Your objective
For this exercise, repeat all of the material verbatim apart from its images.

(Collected data entries)

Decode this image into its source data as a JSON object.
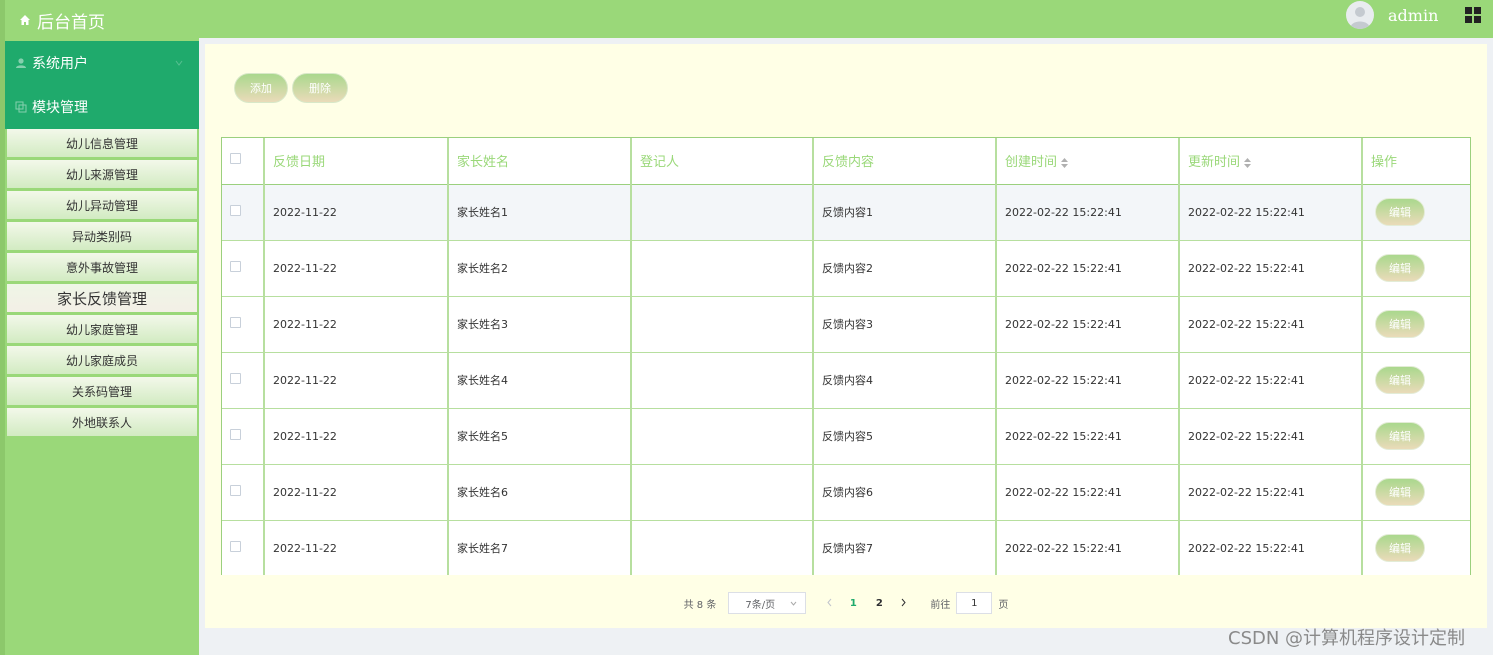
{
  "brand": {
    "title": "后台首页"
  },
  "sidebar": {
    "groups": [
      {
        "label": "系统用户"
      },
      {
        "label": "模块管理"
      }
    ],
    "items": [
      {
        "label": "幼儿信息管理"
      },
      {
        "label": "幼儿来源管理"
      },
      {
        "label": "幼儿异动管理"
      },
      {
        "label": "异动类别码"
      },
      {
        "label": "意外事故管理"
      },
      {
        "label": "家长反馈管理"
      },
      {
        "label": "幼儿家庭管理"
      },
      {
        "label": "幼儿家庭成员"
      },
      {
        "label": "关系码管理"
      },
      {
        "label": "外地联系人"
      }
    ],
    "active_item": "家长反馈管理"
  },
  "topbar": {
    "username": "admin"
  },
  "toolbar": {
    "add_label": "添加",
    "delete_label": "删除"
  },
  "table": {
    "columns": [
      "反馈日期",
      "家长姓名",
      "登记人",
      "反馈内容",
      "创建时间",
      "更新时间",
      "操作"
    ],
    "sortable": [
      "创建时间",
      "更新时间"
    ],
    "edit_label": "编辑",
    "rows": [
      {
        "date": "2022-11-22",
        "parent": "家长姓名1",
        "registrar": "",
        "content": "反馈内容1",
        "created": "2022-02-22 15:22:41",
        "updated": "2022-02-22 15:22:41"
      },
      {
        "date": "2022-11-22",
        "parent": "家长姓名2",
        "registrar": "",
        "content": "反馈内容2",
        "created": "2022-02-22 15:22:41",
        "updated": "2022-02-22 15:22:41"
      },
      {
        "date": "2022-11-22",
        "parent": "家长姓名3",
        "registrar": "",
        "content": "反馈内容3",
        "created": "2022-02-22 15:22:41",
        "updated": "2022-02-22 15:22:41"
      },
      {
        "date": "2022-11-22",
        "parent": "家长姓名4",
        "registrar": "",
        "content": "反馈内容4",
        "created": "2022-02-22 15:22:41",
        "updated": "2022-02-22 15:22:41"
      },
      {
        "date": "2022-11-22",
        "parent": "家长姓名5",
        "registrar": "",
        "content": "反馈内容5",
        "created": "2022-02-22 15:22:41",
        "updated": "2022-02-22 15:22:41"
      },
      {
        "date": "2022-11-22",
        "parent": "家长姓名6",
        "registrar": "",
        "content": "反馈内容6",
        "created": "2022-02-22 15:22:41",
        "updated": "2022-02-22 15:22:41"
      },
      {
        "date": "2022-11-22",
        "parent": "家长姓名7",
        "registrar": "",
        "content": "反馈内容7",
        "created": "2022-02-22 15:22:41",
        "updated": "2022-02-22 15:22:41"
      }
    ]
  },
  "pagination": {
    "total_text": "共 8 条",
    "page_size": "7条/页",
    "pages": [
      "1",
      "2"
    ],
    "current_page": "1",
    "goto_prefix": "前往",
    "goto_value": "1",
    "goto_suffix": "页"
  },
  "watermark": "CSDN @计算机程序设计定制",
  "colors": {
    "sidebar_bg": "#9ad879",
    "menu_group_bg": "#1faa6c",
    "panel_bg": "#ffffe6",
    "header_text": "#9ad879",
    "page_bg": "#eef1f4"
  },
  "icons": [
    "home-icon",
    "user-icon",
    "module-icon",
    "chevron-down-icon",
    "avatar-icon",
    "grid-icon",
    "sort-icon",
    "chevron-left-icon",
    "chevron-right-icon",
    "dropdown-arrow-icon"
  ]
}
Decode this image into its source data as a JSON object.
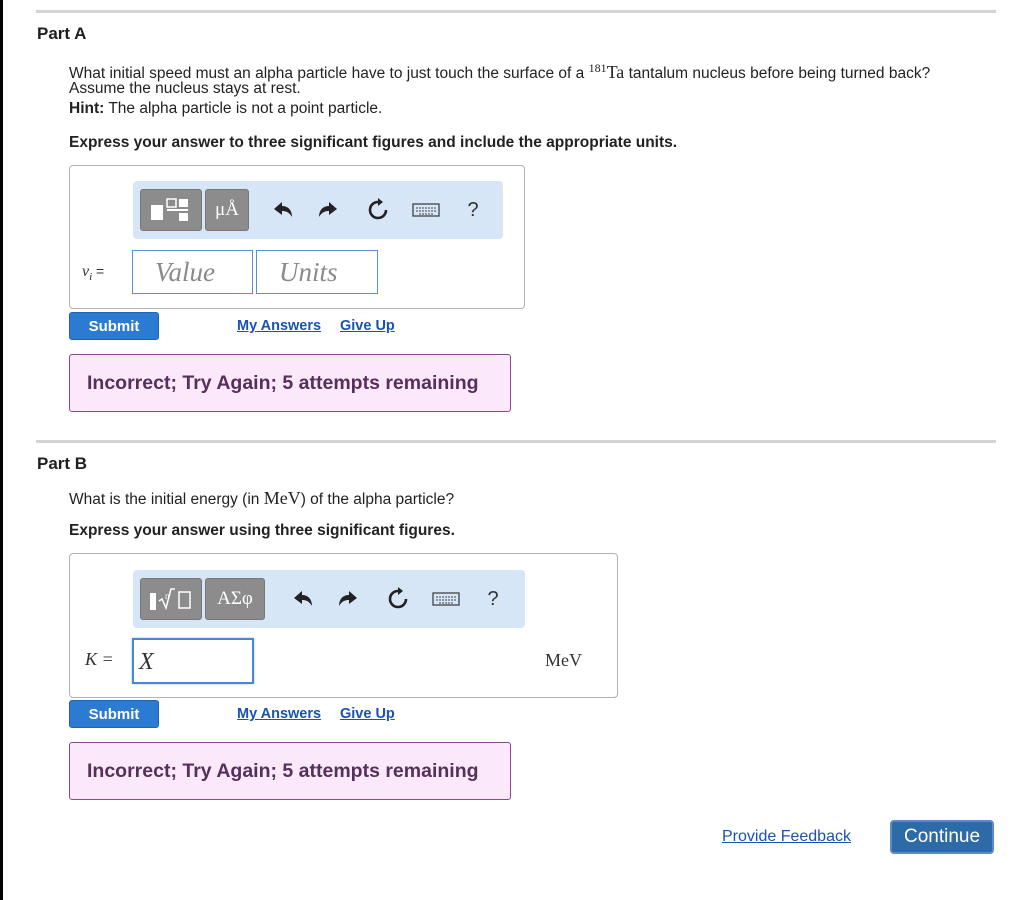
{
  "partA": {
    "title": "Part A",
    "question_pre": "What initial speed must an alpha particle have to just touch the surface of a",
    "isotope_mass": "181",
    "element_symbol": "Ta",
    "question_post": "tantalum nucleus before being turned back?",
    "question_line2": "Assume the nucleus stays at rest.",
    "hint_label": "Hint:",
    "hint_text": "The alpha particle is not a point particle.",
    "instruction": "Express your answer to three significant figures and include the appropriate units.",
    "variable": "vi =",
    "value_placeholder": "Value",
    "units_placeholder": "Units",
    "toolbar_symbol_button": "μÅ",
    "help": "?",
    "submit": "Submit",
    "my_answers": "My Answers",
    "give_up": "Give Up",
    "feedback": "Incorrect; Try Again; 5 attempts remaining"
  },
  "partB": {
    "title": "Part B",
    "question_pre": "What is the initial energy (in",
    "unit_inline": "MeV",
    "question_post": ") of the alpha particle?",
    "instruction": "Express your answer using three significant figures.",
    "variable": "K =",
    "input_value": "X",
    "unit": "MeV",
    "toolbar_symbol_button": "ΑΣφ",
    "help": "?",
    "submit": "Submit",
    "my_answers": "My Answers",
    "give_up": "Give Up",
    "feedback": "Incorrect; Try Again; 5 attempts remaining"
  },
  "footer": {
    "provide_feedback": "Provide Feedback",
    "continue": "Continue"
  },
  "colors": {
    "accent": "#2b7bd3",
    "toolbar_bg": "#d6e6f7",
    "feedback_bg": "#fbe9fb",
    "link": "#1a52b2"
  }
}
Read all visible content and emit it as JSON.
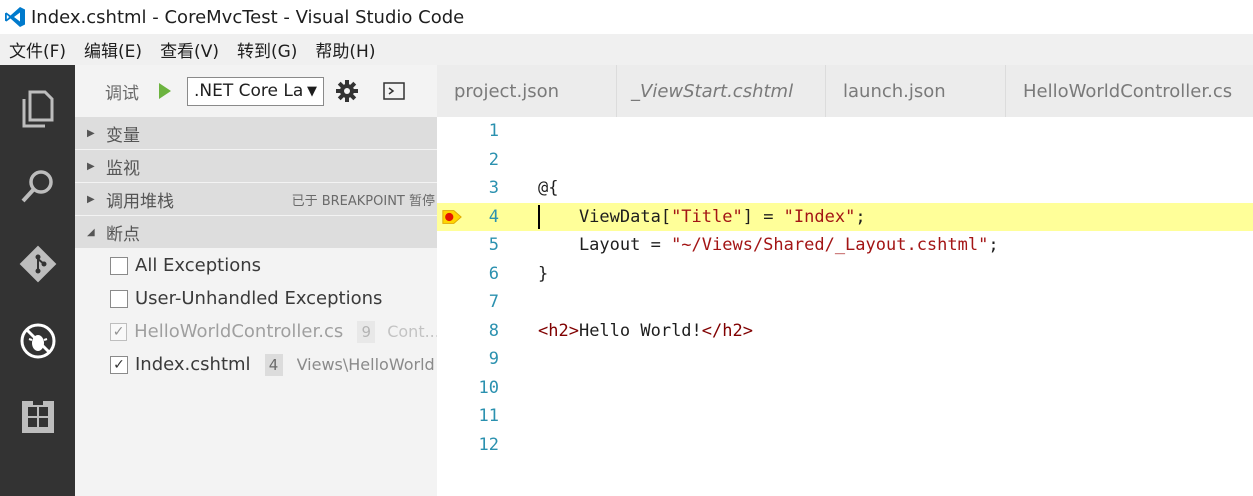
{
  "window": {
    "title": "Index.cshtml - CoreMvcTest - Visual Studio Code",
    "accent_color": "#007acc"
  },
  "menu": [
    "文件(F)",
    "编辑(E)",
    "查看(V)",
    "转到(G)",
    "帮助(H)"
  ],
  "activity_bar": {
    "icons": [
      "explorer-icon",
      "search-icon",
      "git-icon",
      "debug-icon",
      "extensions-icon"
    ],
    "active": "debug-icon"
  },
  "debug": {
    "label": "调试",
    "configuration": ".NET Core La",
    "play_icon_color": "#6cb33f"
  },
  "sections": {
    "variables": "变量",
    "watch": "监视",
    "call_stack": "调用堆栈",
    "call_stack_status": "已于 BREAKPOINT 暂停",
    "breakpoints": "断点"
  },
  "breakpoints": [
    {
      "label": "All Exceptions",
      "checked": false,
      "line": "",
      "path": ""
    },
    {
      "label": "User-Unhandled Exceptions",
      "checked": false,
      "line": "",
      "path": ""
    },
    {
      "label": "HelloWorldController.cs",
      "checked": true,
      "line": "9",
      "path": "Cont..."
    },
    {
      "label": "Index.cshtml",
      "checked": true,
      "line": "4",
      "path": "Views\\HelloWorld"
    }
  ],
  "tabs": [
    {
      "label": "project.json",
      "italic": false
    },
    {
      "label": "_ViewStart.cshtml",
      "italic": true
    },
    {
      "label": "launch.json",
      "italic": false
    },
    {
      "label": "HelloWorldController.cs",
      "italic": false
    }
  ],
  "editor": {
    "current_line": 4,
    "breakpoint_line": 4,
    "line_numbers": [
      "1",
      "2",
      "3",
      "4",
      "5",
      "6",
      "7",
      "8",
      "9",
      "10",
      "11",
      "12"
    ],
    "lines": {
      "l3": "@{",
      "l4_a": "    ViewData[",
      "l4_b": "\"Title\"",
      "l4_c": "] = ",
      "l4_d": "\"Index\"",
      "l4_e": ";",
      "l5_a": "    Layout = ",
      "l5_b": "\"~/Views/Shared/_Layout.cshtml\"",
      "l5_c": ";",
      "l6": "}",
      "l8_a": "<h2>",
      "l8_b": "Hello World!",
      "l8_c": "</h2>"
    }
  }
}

Correct response
Decode this image into its source data as a JSON object.
{
  "brand": {
    "title": "后台首页"
  },
  "sidebar": {
    "groups": [
      {
        "label": "系统用户"
      },
      {
        "label": "模块管理"
      }
    ],
    "items": [
      {
        "label": "幼儿信息管理"
      },
      {
        "label": "幼儿来源管理"
      },
      {
        "label": "幼儿异动管理"
      },
      {
        "label": "异动类别码"
      },
      {
        "label": "意外事故管理"
      },
      {
        "label": "家长反馈管理"
      },
      {
        "label": "幼儿家庭管理"
      },
      {
        "label": "幼儿家庭成员"
      },
      {
        "label": "关系码管理"
      },
      {
        "label": "外地联系人"
      }
    ],
    "active_item": "家长反馈管理"
  },
  "topbar": {
    "username": "admin"
  },
  "toolbar": {
    "add_label": "添加",
    "delete_label": "删除"
  },
  "table": {
    "columns": [
      "反馈日期",
      "家长姓名",
      "登记人",
      "反馈内容",
      "创建时间",
      "更新时间",
      "操作"
    ],
    "sortable": [
      "创建时间",
      "更新时间"
    ],
    "edit_label": "编辑",
    "rows": [
      {
        "date": "2022-11-22",
        "parent": "家长姓名1",
        "registrar": "",
        "content": "反馈内容1",
        "created": "2022-02-22 15:22:41",
        "updated": "2022-02-22 15:22:41"
      },
      {
        "date": "2022-11-22",
        "parent": "家长姓名2",
        "registrar": "",
        "content": "反馈内容2",
        "created": "2022-02-22 15:22:41",
        "updated": "2022-02-22 15:22:41"
      },
      {
        "date": "2022-11-22",
        "parent": "家长姓名3",
        "registrar": "",
        "content": "反馈内容3",
        "created": "2022-02-22 15:22:41",
        "updated": "2022-02-22 15:22:41"
      },
      {
        "date": "2022-11-22",
        "parent": "家长姓名4",
        "registrar": "",
        "content": "反馈内容4",
        "created": "2022-02-22 15:22:41",
        "updated": "2022-02-22 15:22:41"
      },
      {
        "date": "2022-11-22",
        "parent": "家长姓名5",
        "registrar": "",
        "content": "反馈内容5",
        "created": "2022-02-22 15:22:41",
        "updated": "2022-02-22 15:22:41"
      },
      {
        "date": "2022-11-22",
        "parent": "家长姓名6",
        "registrar": "",
        "content": "反馈内容6",
        "created": "2022-02-22 15:22:41",
        "updated": "2022-02-22 15:22:41"
      },
      {
        "date": "2022-11-22",
        "parent": "家长姓名7",
        "registrar": "",
        "content": "反馈内容7",
        "created": "2022-02-22 15:22:41",
        "updated": "2022-02-22 15:22:41"
      }
    ]
  },
  "pagination": {
    "total_text": "共 8 条",
    "page_size": "7条/页",
    "pages": [
      "1",
      "2"
    ],
    "current_page": "1",
    "goto_prefix": "前往",
    "goto_value": "1",
    "goto_suffix": "页"
  },
  "watermark": "CSDN @计算机程序设计定制",
  "colors": {
    "sidebar_bg": "#9ad879",
    "menu_group_bg": "#1faa6c",
    "panel_bg": "#ffffe6",
    "header_text": "#9ad879",
    "page_bg": "#eef1f4"
  },
  "icons": [
    "home-icon",
    "user-icon",
    "module-icon",
    "chevron-down-icon",
    "avatar-icon",
    "grid-icon",
    "sort-icon",
    "chevron-left-icon",
    "chevron-right-icon",
    "dropdown-arrow-icon"
  ]
}
Decode this image into its source data as a JSON object.
{
  "partA": {
    "title": "Part A",
    "question_pre": "What initial speed must an alpha particle have to just touch the surface of a",
    "isotope_mass": "181",
    "element_symbol": "Ta",
    "question_post": "tantalum nucleus before being turned back?",
    "question_line2": "Assume the nucleus stays at rest.",
    "hint_label": "Hint:",
    "hint_text": "The alpha particle is not a point particle.",
    "instruction": "Express your answer to three significant figures and include the appropriate units.",
    "variable": "vi =",
    "value_placeholder": "Value",
    "units_placeholder": "Units",
    "toolbar_symbol_button": "μÅ",
    "help": "?",
    "submit": "Submit",
    "my_answers": "My Answers",
    "give_up": "Give Up",
    "feedback": "Incorrect; Try Again; 5 attempts remaining"
  },
  "partB": {
    "title": "Part B",
    "question_pre": "What is the initial energy (in",
    "unit_inline": "MeV",
    "question_post": ") of the alpha particle?",
    "instruction": "Express your answer using three significant figures.",
    "variable": "K =",
    "input_value": "X",
    "unit": "MeV",
    "toolbar_symbol_button": "ΑΣφ",
    "help": "?",
    "submit": "Submit",
    "my_answers": "My Answers",
    "give_up": "Give Up",
    "feedback": "Incorrect; Try Again; 5 attempts remaining"
  },
  "footer": {
    "provide_feedback": "Provide Feedback",
    "continue": "Continue"
  },
  "colors": {
    "accent": "#2b7bd3",
    "toolbar_bg": "#d6e6f7",
    "feedback_bg": "#fbe9fb",
    "link": "#1a52b2"
  }
}
Read all visible content and emit it as JSON.
{
  "window": {
    "title": "Index.cshtml - CoreMvcTest - Visual Studio Code",
    "accent_color": "#007acc"
  },
  "menu": [
    "文件(F)",
    "编辑(E)",
    "查看(V)",
    "转到(G)",
    "帮助(H)"
  ],
  "activity_bar": {
    "icons": [
      "explorer-icon",
      "search-icon",
      "git-icon",
      "debug-icon",
      "extensions-icon"
    ],
    "active": "debug-icon"
  },
  "debug": {
    "label": "调试",
    "configuration": ".NET Core La",
    "play_icon_color": "#6cb33f"
  },
  "sections": {
    "variables": "变量",
    "watch": "监视",
    "call_stack": "调用堆栈",
    "call_stack_status": "已于 BREAKPOINT 暂停",
    "breakpoints": "断点"
  },
  "breakpoints": [
    {
      "label": "All Exceptions",
      "checked": false,
      "line": "",
      "path": ""
    },
    {
      "label": "User-Unhandled Exceptions",
      "checked": false,
      "line": "",
      "path": ""
    },
    {
      "label": "HelloWorldController.cs",
      "checked": true,
      "line": "9",
      "path": "Cont..."
    },
    {
      "label": "Index.cshtml",
      "checked": true,
      "line": "4",
      "path": "Views\\HelloWorld"
    }
  ],
  "tabs": [
    {
      "label": "project.json",
      "italic": false
    },
    {
      "label": "_ViewStart.cshtml",
      "italic": true
    },
    {
      "label": "launch.json",
      "italic": false
    },
    {
      "label": "HelloWorldController.cs",
      "italic": false
    }
  ],
  "editor": {
    "current_line": 4,
    "breakpoint_line": 4,
    "line_numbers": [
      "1",
      "2",
      "3",
      "4",
      "5",
      "6",
      "7",
      "8",
      "9",
      "10",
      "11",
      "12"
    ],
    "lines": {
      "l3": "@{",
      "l4_a": "    ViewData[",
      "l4_b": "\"Title\"",
      "l4_c": "] = ",
      "l4_d": "\"Index\"",
      "l4_e": ";",
      "l5_a": "    Layout = ",
      "l5_b": "\"~/Views/Shared/_Layout.cshtml\"",
      "l5_c": ";",
      "l6": "}",
      "l8_a": "<h2>",
      "l8_b": "Hello World!",
      "l8_c": "</h2>"
    }
  }
}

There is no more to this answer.